'''

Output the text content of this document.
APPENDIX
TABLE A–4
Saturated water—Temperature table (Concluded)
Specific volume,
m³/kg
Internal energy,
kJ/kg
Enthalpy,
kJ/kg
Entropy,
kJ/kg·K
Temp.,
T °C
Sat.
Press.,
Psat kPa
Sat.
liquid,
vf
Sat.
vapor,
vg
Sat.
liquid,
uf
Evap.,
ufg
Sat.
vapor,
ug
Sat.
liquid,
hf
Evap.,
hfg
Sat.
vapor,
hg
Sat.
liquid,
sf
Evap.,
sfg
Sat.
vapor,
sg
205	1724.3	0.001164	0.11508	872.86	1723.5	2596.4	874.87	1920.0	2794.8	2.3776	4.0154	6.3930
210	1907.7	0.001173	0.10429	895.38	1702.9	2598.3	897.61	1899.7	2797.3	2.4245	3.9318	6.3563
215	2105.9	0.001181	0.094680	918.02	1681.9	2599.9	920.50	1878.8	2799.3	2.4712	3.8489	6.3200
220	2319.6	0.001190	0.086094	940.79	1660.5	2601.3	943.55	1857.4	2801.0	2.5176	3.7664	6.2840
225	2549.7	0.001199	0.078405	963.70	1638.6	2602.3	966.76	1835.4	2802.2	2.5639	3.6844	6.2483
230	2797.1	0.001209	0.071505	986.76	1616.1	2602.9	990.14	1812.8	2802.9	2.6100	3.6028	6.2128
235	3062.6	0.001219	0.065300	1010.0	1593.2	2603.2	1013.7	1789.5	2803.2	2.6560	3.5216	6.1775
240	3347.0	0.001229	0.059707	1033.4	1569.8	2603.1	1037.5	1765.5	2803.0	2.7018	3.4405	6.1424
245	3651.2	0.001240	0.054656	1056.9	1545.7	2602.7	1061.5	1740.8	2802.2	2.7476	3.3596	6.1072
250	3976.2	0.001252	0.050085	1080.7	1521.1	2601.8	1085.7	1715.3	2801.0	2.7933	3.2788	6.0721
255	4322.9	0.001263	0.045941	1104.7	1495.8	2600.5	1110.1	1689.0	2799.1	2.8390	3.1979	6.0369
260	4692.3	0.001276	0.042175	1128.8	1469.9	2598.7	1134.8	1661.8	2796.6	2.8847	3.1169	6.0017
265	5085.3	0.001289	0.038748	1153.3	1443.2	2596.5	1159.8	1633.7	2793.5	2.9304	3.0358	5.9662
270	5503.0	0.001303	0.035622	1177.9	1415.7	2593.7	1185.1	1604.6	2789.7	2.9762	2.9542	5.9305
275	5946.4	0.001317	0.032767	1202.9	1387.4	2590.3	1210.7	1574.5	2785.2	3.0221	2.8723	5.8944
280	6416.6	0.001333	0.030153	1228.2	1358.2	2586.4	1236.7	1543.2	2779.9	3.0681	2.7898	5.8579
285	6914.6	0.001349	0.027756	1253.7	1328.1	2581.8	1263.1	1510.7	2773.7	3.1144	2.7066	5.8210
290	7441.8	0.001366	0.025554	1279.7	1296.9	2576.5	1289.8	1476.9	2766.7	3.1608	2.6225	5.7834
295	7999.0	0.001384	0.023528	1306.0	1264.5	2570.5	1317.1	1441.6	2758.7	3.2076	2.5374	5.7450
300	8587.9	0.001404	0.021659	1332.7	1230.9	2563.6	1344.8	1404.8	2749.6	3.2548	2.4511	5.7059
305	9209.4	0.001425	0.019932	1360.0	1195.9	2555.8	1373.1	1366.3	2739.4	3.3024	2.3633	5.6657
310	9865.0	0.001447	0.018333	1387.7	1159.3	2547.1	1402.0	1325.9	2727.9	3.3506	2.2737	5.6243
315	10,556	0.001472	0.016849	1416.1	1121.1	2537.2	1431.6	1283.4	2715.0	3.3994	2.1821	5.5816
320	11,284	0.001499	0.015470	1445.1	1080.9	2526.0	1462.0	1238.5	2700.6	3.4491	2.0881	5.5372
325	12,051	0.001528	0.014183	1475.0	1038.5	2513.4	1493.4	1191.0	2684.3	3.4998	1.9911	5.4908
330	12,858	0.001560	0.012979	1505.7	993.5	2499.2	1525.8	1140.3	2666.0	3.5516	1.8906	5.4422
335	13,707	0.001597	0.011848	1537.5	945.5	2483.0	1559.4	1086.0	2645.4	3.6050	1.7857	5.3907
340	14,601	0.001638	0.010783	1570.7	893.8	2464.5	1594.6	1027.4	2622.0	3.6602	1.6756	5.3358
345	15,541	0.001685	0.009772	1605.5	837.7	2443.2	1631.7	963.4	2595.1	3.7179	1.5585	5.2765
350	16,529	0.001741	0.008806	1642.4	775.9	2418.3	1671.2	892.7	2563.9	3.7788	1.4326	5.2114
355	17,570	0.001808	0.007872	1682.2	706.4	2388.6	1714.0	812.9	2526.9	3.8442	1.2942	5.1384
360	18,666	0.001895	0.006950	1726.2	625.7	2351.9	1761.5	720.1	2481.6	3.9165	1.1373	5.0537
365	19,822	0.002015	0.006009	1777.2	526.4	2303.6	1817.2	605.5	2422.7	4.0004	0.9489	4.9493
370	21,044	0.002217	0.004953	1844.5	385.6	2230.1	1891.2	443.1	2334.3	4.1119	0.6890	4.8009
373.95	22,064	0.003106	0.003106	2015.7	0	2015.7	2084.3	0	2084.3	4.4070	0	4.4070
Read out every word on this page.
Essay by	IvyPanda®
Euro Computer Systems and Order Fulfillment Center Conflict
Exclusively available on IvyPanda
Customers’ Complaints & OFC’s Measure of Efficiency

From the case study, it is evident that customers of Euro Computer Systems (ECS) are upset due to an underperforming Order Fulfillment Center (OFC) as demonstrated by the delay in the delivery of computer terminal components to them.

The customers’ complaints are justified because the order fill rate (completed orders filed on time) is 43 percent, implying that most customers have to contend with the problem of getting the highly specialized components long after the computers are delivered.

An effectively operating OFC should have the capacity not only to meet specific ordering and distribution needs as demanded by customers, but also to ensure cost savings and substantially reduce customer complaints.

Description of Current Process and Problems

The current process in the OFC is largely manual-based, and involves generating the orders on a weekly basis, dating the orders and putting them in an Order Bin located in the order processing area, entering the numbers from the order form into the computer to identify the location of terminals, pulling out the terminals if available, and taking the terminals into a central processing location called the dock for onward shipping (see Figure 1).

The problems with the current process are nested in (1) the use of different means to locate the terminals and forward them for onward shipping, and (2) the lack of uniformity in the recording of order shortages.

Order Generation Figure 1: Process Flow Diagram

'''

• What you will do: Please reproduce each line exactly as written.

• Response:
Output the text content of this document.
APPENDIX
TABLE A–4
Saturated water—Temperature table (Concluded)
Specific volume,
m³/kg
Internal energy,
kJ/kg
Enthalpy,
kJ/kg
Entropy,
kJ/kg·K
Temp.,
T °C
Sat.
Press.,
Psat kPa
Sat.
liquid,
vf
Sat.
vapor,
vg
Sat.
liquid,
uf
Evap.,
ufg
Sat.
vapor,
ug
Sat.
liquid,
hf
Evap.,
hfg
Sat.
vapor,
hg
Sat.
liquid,
sf
Evap.,
sfg
Sat.
vapor,
sg
205	1724.3	0.001164	0.11508	872.86	1723.5	2596.4	874.87	1920.0	2794.8	2.3776	4.0154	6.3930
210	1907.7	0.001173	0.10429	895.38	1702.9	2598.3	897.61	1899.7	2797.3	2.4245	3.9318	6.3563
215	2105.9	0.001181	0.094680	918.02	1681.9	2599.9	920.50	1878.8	2799.3	2.4712	3.8489	6.3200
220	2319.6	0.001190	0.086094	940.79	1660.5	2601.3	943.55	1857.4	2801.0	2.5176	3.7664	6.2840
225	2549.7	0.001199	0.078405	963.70	1638.6	2602.3	966.76	1835.4	2802.2	2.5639	3.6844	6.2483
230	2797.1	0.001209	0.071505	986.76	1616.1	2602.9	990.14	1812.8	2802.9	2.6100	3.6028	6.2128
235	3062.6	0.001219	0.065300	1010.0	1593.2	2603.2	1013.7	1789.5	2803.2	2.6560	3.5216	6.1775
240	3347.0	0.001229	0.059707	1033.4	1569.8	2603.1	1037.5	1765.5	2803.0	2.7018	3.4405	6.1424
245	3651.2	0.001240	0.054656	1056.9	1545.7	2602.7	1061.5	1740.8	2802.2	2.7476	3.3596	6.1072
250	3976.2	0.001252	0.050085	1080.7	1521.1	2601.8	1085.7	1715.3	2801.0	2.7933	3.2788	6.0721
255	4322.9	0.001263	0.045941	1104.7	1495.8	2600.5	1110.1	1689.0	2799.1	2.8390	3.1979	6.0369
260	4692.3	0.001276	0.042175	1128.8	1469.9	2598.7	1134.8	1661.8	2796.6	2.8847	3.1169	6.0017
265	5085.3	0.001289	0.038748	1153.3	1443.2	2596.5	1159.8	1633.7	2793.5	2.9304	3.0358	5.9662
270	5503.0	0.001303	0.035622	1177.9	1415.7	2593.7	1185.1	1604.6	2789.7	2.9762	2.9542	5.9305
275	5946.4	0.001317	0.032767	1202.9	1387.4	2590.3	1210.7	1574.5	2785.2	3.0221	2.8723	5.8944
280	6416.6	0.001333	0.030153	1228.2	1358.2	2586.4	1236.7	1543.2	2779.9	3.0681	2.7898	5.8579
285	6914.6	0.001349	0.027756	1253.7	1328.1	2581.8	1263.1	1510.7	2773.7	3.1144	2.7066	5.8210
290	7441.8	0.001366	0.025554	1279.7	1296.9	2576.5	1289.8	1476.9	2766.7	3.1608	2.6225	5.7834
295	7999.0	0.001384	0.023528	1306.0	1264.5	2570.5	1317.1	1441.6	2758.7	3.2076	2.5374	5.7450
300	8587.9	0.001404	0.021659	1332.7	1230.9	2563.6	1344.8	1404.8	2749.6	3.2548	2.4511	5.7059
305	9209.4	0.001425	0.019932	1360.0	1195.9	2555.8	1373.1	1366.3	2739.4	3.3024	2.3633	5.6657
310	9865.0	0.001447	0.018333	1387.7	1159.3	2547.1	1402.0	1325.9	2727.9	3.3506	2.2737	5.6243
315	10,556	0.001472	0.016849	1416.1	1121.1	2537.2	1431.6	1283.4	2715.0	3.3994	2.1821	5.5816
320	11,284	0.001499	0.015470	1445.1	1080.9	2526.0	1462.0	1238.5	2700.6	3.4491	2.0881	5.5372
325	12,051	0.001528	0.014183	1475.0	1038.5	2513.4	1493.4	1191.0	2684.3	3.4998	1.9911	5.4908
330	12,858	0.001560	0.012979	1505.7	993.5	2499.2	1525.8	1140.3	2666.0	3.5516	1.8906	5.4422
335	13,707	0.001597	0.011848	1537.5	945.5	2483.0	1559.4	1086.0	2645.4	3.6050	1.7857	5.3907
340	14,601	0.001638	0.010783	1570.7	893.8	2464.5	1594.6	1027.4	2622.0	3.6602	1.6756	5.3358
345	15,541	0.001685	0.009772	1605.5	837.7	2443.2	1631.7	963.4	2595.1	3.7179	1.5585	5.2765
350	16,529	0.001741	0.008806	1642.4	775.9	2418.3	1671.2	892.7	2563.9	3.7788	1.4326	5.2114
355	17,570	0.001808	0.007872	1682.2	706.4	2388.6	1714.0	812.9	2526.9	3.8442	1.2942	5.1384
360	18,666	0.001895	0.006950	1726.2	625.7	2351.9	1761.5	720.1	2481.6	3.9165	1.1373	5.0537
365	19,822	0.002015	0.006009	1777.2	526.4	2303.6	1817.2	605.5	2422.7	4.0004	0.9489	4.9493
370	21,044	0.002217	0.004953	1844.5	385.6	2230.1	1891.2	443.1	2334.3	4.1119	0.6890	4.8009
373.95	22,064	0.003106	0.003106	2015.7	0	2015.7	2084.3	0	2084.3	4.4070	0	4.4070
Read out every word on this page.
Essay by	IvyPanda®
Euro Computer Systems and Order Fulfillment Center Conflict
Exclusively available on IvyPanda
Customers’ Complaints & OFC’s Measure of Efficiency

From the case study, it is evident that customers of Euro Computer Systems (ECS) are upset due to an underperforming Order Fulfillment Center (OFC) as demonstrated by the delay in the delivery of computer terminal components to them.

The customers’ complaints are justified because the order fill rate (completed orders filed on time) is 43 percent, implying that most customers have to contend with the problem of getting the highly specialized components long after the computers are delivered.

An effectively operating OFC should have the capacity not only to meet specific ordering and distribution needs as demanded by customers, but also to ensure cost savings and substantially reduce customer complaints.

Description of Current Process and Problems

The current process in the OFC is largely manual-based, and involves generating the orders on a weekly basis, dating the orders and putting them in an Order Bin located in the order processing area, entering the numbers from the order form into the computer to identify the location of terminals, pulling out the terminals if available, and taking the terminals into a central processing location called the dock for onward shipping (see Figure 1).

The problems with the current process are nested in (1) the use of different means to locate the terminals and forward them for onward shipping, and (2) the lack of uniformity in the recording of order shortages.

Order Generation Figure 1: Process Flow Diagram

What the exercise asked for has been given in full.